*** Data in this exercise
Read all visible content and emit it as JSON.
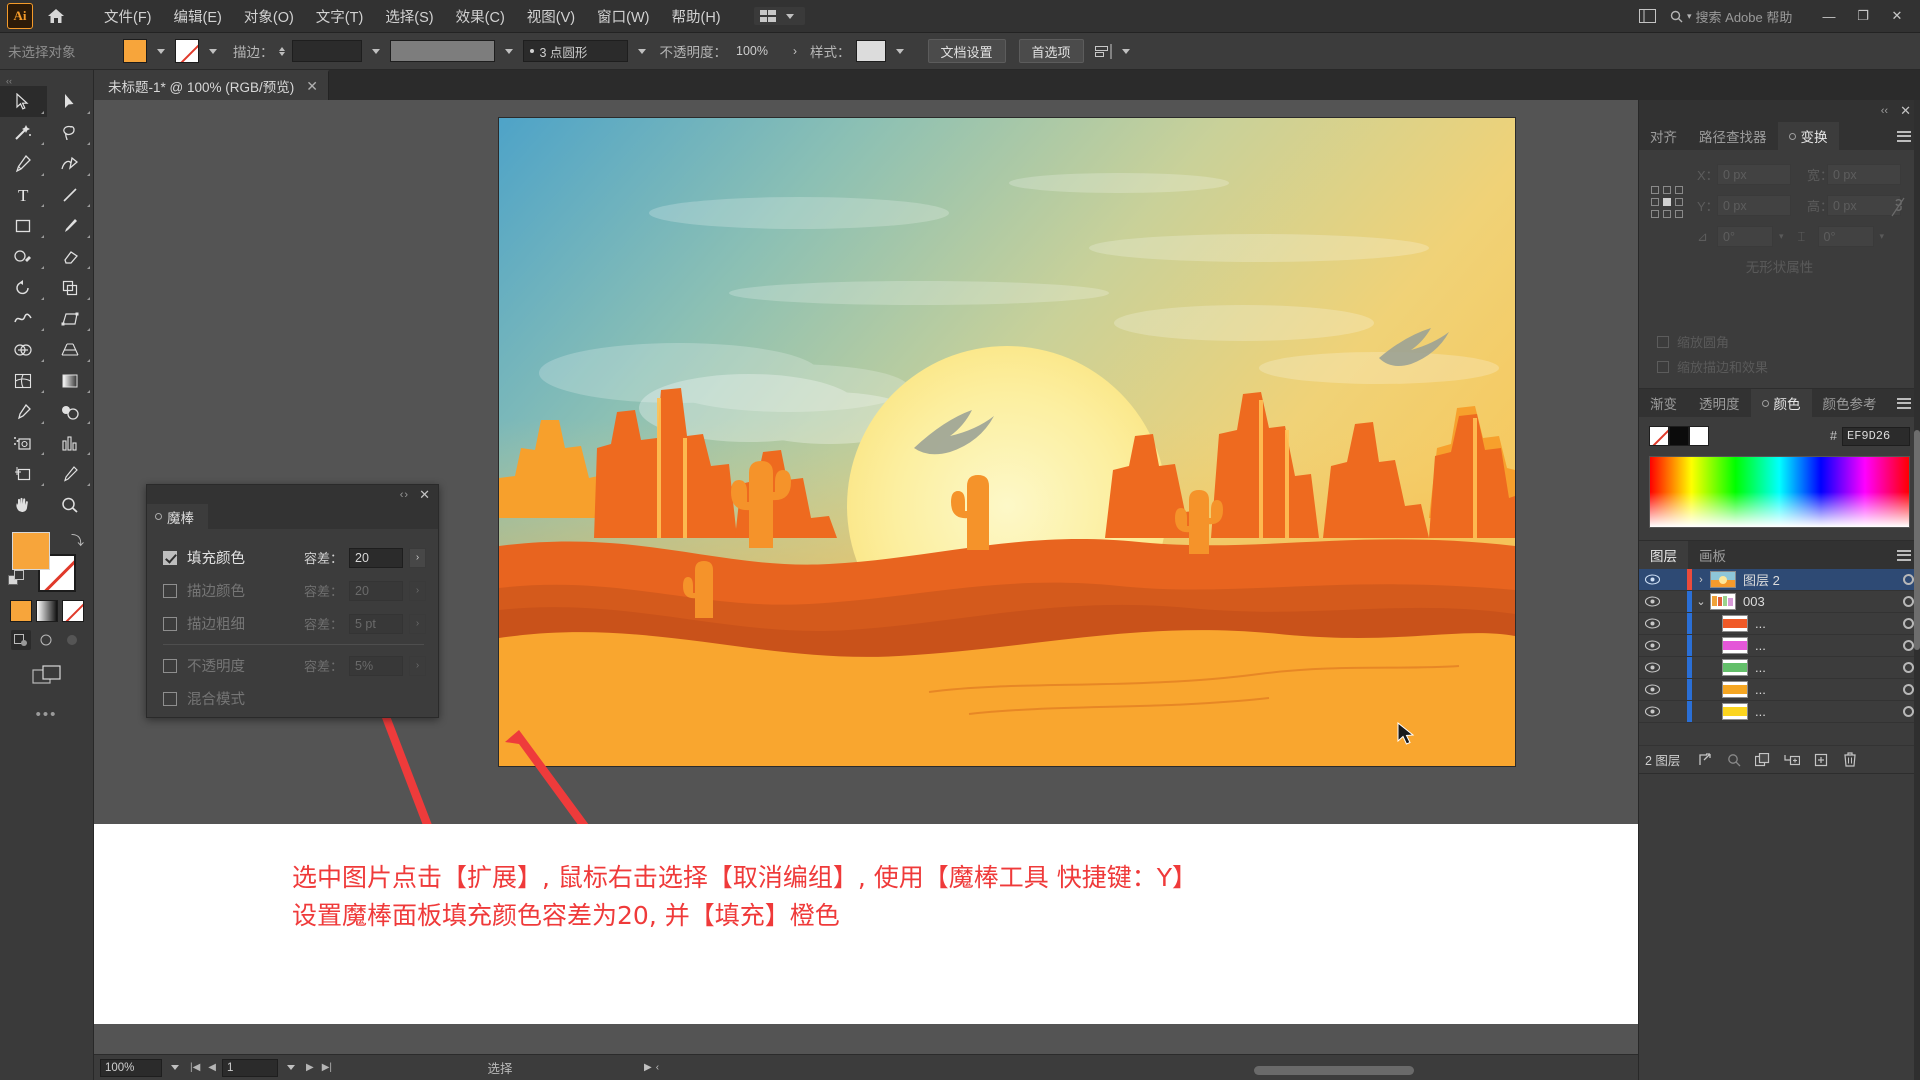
{
  "app": {
    "logo_text": "Ai",
    "menus": [
      "文件(F)",
      "编辑(E)",
      "对象(O)",
      "文字(T)",
      "选择(S)",
      "效果(C)",
      "视图(V)",
      "窗口(W)",
      "帮助(H)"
    ],
    "search_placeholder": "搜索 Adobe 帮助",
    "window_buttons": [
      "—",
      "❐",
      "✕"
    ]
  },
  "control_bar": {
    "selection_label": "未选择对象",
    "stroke_label": "描边：",
    "stroke_weight": "",
    "brush_label": "3 点圆形",
    "opacity_label": "不透明度：",
    "opacity_value": "100%",
    "style_label": "样式：",
    "doc_setup_button": "文档设置",
    "preferences_button": "首选项"
  },
  "document_tab": {
    "title": "未标题-1* @ 100% (RGB/预览)",
    "close": "✕"
  },
  "toolbar": {
    "tools": [
      "selection-tool",
      "direct-selection-tool",
      "magic-wand-tool",
      "lasso-tool",
      "pen-tool",
      "curvature-tool",
      "type-tool",
      "line-segment-tool",
      "rectangle-tool",
      "paintbrush-tool",
      "shaper-tool",
      "eraser-tool",
      "rotate-tool",
      "scale-tool",
      "width-tool",
      "free-transform-tool",
      "shape-builder-tool",
      "perspective-grid-tool",
      "mesh-tool",
      "gradient-tool",
      "eyedropper-tool",
      "blend-tool",
      "symbol-sprayer-tool",
      "column-graph-tool",
      "artboard-tool",
      "slice-tool",
      "hand-tool",
      "zoom-tool"
    ],
    "fill_color": "#F7A53B",
    "stroke_color": "none",
    "more_tools": "•••"
  },
  "magic_wand_panel": {
    "title": "魔棒",
    "close": "✕",
    "dots": "‹›",
    "rows": [
      {
        "label": "填充颜色",
        "checked": true,
        "tolerance_label": "容差：",
        "tolerance_value": "20",
        "enabled": true
      },
      {
        "label": "描边颜色",
        "checked": false,
        "tolerance_label": "容差：",
        "tolerance_value": "20",
        "enabled": false
      },
      {
        "label": "描边粗细",
        "checked": false,
        "tolerance_label": "容差：",
        "tolerance_value": "5 pt",
        "enabled": false
      },
      {
        "label": "不透明度",
        "checked": false,
        "tolerance_label": "容差：",
        "tolerance_value": "5%",
        "enabled": false
      },
      {
        "label": "混合模式",
        "checked": false,
        "tolerance_label": "",
        "tolerance_value": "",
        "enabled": false
      }
    ]
  },
  "transform_panel": {
    "tabs": [
      {
        "label": "对齐",
        "active": false,
        "dot": false
      },
      {
        "label": "路径查找器",
        "active": false,
        "dot": false
      },
      {
        "label": "变换",
        "active": true,
        "dot": true
      }
    ],
    "fields": [
      {
        "label": "X：",
        "value": "0 px"
      },
      {
        "label": "宽：",
        "value": "0 px"
      },
      {
        "label": "Y：",
        "value": "0 px"
      },
      {
        "label": "高：",
        "value": "0 px"
      }
    ],
    "angle_value": "0°",
    "shear_value": "0°",
    "empty_text": "无形状属性",
    "checkboxes": [
      "缩放圆角",
      "缩放描边和效果"
    ]
  },
  "color_panel": {
    "tabs": [
      {
        "label": "渐变",
        "active": false,
        "dot": false
      },
      {
        "label": "透明度",
        "active": false,
        "dot": false
      },
      {
        "label": "颜色",
        "active": true,
        "dot": true
      },
      {
        "label": "颜色参考",
        "active": false,
        "dot": false
      }
    ],
    "hash": "#",
    "hex_value": "EF9D26"
  },
  "layers_panel": {
    "tabs": [
      {
        "label": "图层",
        "active": true
      },
      {
        "label": "画板",
        "active": false
      }
    ],
    "rows": [
      {
        "name": "图层 2",
        "selected": true,
        "indent": 0,
        "expand": "›",
        "color": "#ea4b3c",
        "thumb": "sunset",
        "eye": true
      },
      {
        "name": "003",
        "selected": false,
        "indent": 0,
        "expand": "⌄",
        "color": "#2a6fd6",
        "thumb": "multi",
        "eye": true
      },
      {
        "name": "...",
        "selected": false,
        "indent": 1,
        "expand": "",
        "color": "#2a6fd6",
        "thumb": "orange",
        "eye": true
      },
      {
        "name": "...",
        "selected": false,
        "indent": 1,
        "expand": "",
        "color": "#2a6fd6",
        "thumb": "magenta",
        "eye": true
      },
      {
        "name": "...",
        "selected": false,
        "indent": 1,
        "expand": "",
        "color": "#2a6fd6",
        "thumb": "green",
        "eye": true
      },
      {
        "name": "...",
        "selected": false,
        "indent": 1,
        "expand": "",
        "color": "#2a6fd6",
        "thumb": "amber",
        "eye": true
      },
      {
        "name": "...",
        "selected": false,
        "indent": 1,
        "expand": "",
        "color": "#2a6fd6",
        "thumb": "yellow",
        "eye": true
      }
    ],
    "footer_count": "2 图层",
    "footer_icons": [
      "locate-object-icon",
      "search-icon",
      "make-clipping-mask-icon",
      "new-sublayer-icon",
      "new-layer-icon",
      "delete-layer-icon"
    ]
  },
  "status_bar": {
    "zoom": "100%",
    "page": "1",
    "status_text": "选择"
  },
  "caption": {
    "line1": "选中图片点击【扩展】, 鼠标右击选择【取消编组】, 使用【魔棒工具 快捷键：Y】",
    "line2": "设置魔棒面板填充颜色容差为20, 并【填充】橙色",
    "color": "#EF3A3A"
  },
  "artwork": {
    "title": "desert-sunset-illustration",
    "colors": {
      "sky_top": "#4ea3c8",
      "sky_mid": "#a7c9a8",
      "sky_low": "#f0d277",
      "sun": "#fdf3b0",
      "sun_outer": "#fbe98c",
      "mesa_dark": "#e8641f",
      "mesa_light": "#f7a02c",
      "dune_mid": "#c9521a",
      "dune_front": "#f9a62f",
      "cactus": "#f5932a",
      "bird": "#9a9f92"
    }
  }
}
******
Your instructions ▸ Return each line exactly as written. Any picture gets left out.

Result for this exercise ▸
Read all visible content and emit it as JSON.
{
  "app": {
    "logo_text": "Ai",
    "menus": [
      "文件(F)",
      "编辑(E)",
      "对象(O)",
      "文字(T)",
      "选择(S)",
      "效果(C)",
      "视图(V)",
      "窗口(W)",
      "帮助(H)"
    ],
    "search_placeholder": "搜索 Adobe 帮助",
    "window_buttons": [
      "—",
      "❐",
      "✕"
    ]
  },
  "control_bar": {
    "selection_label": "未选择对象",
    "stroke_label": "描边：",
    "stroke_weight": "",
    "brush_label": "3 点圆形",
    "opacity_label": "不透明度：",
    "opacity_value": "100%",
    "style_label": "样式：",
    "doc_setup_button": "文档设置",
    "preferences_button": "首选项"
  },
  "document_tab": {
    "title": "未标题-1* @ 100% (RGB/预览)",
    "close": "✕"
  },
  "toolbar": {
    "tools": [
      "selection-tool",
      "direct-selection-tool",
      "magic-wand-tool",
      "lasso-tool",
      "pen-tool",
      "curvature-tool",
      "type-tool",
      "line-segment-tool",
      "rectangle-tool",
      "paintbrush-tool",
      "shaper-tool",
      "eraser-tool",
      "rotate-tool",
      "scale-tool",
      "width-tool",
      "free-transform-tool",
      "shape-builder-tool",
      "perspective-grid-tool",
      "mesh-tool",
      "gradient-tool",
      "eyedropper-tool",
      "blend-tool",
      "symbol-sprayer-tool",
      "column-graph-tool",
      "artboard-tool",
      "slice-tool",
      "hand-tool",
      "zoom-tool"
    ],
    "fill_color": "#F7A53B",
    "stroke_color": "none",
    "more_tools": "•••"
  },
  "magic_wand_panel": {
    "title": "魔棒",
    "close": "✕",
    "dots": "‹›",
    "rows": [
      {
        "label": "填充颜色",
        "checked": true,
        "tolerance_label": "容差：",
        "tolerance_value": "20",
        "enabled": true
      },
      {
        "label": "描边颜色",
        "checked": false,
        "tolerance_label": "容差：",
        "tolerance_value": "20",
        "enabled": false
      },
      {
        "label": "描边粗细",
        "checked": false,
        "tolerance_label": "容差：",
        "tolerance_value": "5 pt",
        "enabled": false
      },
      {
        "label": "不透明度",
        "checked": false,
        "tolerance_label": "容差：",
        "tolerance_value": "5%",
        "enabled": false
      },
      {
        "label": "混合模式",
        "checked": false,
        "tolerance_label": "",
        "tolerance_value": "",
        "enabled": false
      }
    ]
  },
  "transform_panel": {
    "tabs": [
      {
        "label": "对齐",
        "active": false,
        "dot": false
      },
      {
        "label": "路径查找器",
        "active": false,
        "dot": false
      },
      {
        "label": "变换",
        "active": true,
        "dot": true
      }
    ],
    "fields": [
      {
        "label": "X：",
        "value": "0 px"
      },
      {
        "label": "宽：",
        "value": "0 px"
      },
      {
        "label": "Y：",
        "value": "0 px"
      },
      {
        "label": "高：",
        "value": "0 px"
      }
    ],
    "angle_value": "0°",
    "shear_value": "0°",
    "empty_text": "无形状属性",
    "checkboxes": [
      "缩放圆角",
      "缩放描边和效果"
    ]
  },
  "color_panel": {
    "tabs": [
      {
        "label": "渐变",
        "active": false,
        "dot": false
      },
      {
        "label": "透明度",
        "active": false,
        "dot": false
      },
      {
        "label": "颜色",
        "active": true,
        "dot": true
      },
      {
        "label": "颜色参考",
        "active": false,
        "dot": false
      }
    ],
    "hash": "#",
    "hex_value": "EF9D26"
  },
  "layers_panel": {
    "tabs": [
      {
        "label": "图层",
        "active": true
      },
      {
        "label": "画板",
        "active": false
      }
    ],
    "rows": [
      {
        "name": "图层 2",
        "selected": true,
        "indent": 0,
        "expand": "›",
        "color": "#ea4b3c",
        "thumb": "sunset",
        "eye": true
      },
      {
        "name": "003",
        "selected": false,
        "indent": 0,
        "expand": "⌄",
        "color": "#2a6fd6",
        "thumb": "multi",
        "eye": true
      },
      {
        "name": "...",
        "selected": false,
        "indent": 1,
        "expand": "",
        "color": "#2a6fd6",
        "thumb": "orange",
        "eye": true
      },
      {
        "name": "...",
        "selected": false,
        "indent": 1,
        "expand": "",
        "color": "#2a6fd6",
        "thumb": "magenta",
        "eye": true
      },
      {
        "name": "...",
        "selected": false,
        "indent": 1,
        "expand": "",
        "color": "#2a6fd6",
        "thumb": "green",
        "eye": true
      },
      {
        "name": "...",
        "selected": false,
        "indent": 1,
        "expand": "",
        "color": "#2a6fd6",
        "thumb": "amber",
        "eye": true
      },
      {
        "name": "...",
        "selected": false,
        "indent": 1,
        "expand": "",
        "color": "#2a6fd6",
        "thumb": "yellow",
        "eye": true
      }
    ],
    "footer_count": "2 图层",
    "footer_icons": [
      "locate-object-icon",
      "search-icon",
      "make-clipping-mask-icon",
      "new-sublayer-icon",
      "new-layer-icon",
      "delete-layer-icon"
    ]
  },
  "status_bar": {
    "zoom": "100%",
    "page": "1",
    "status_text": "选择"
  },
  "caption": {
    "line1": "选中图片点击【扩展】, 鼠标右击选择【取消编组】, 使用【魔棒工具 快捷键：Y】",
    "line2": "设置魔棒面板填充颜色容差为20, 并【填充】橙色",
    "color": "#EF3A3A"
  },
  "artwork": {
    "title": "desert-sunset-illustration",
    "colors": {
      "sky_top": "#4ea3c8",
      "sky_mid": "#a7c9a8",
      "sky_low": "#f0d277",
      "sun": "#fdf3b0",
      "sun_outer": "#fbe98c",
      "mesa_dark": "#e8641f",
      "mesa_light": "#f7a02c",
      "dune_mid": "#c9521a",
      "dune_front": "#f9a62f",
      "cactus": "#f5932a",
      "bird": "#9a9f92"
    }
  }
}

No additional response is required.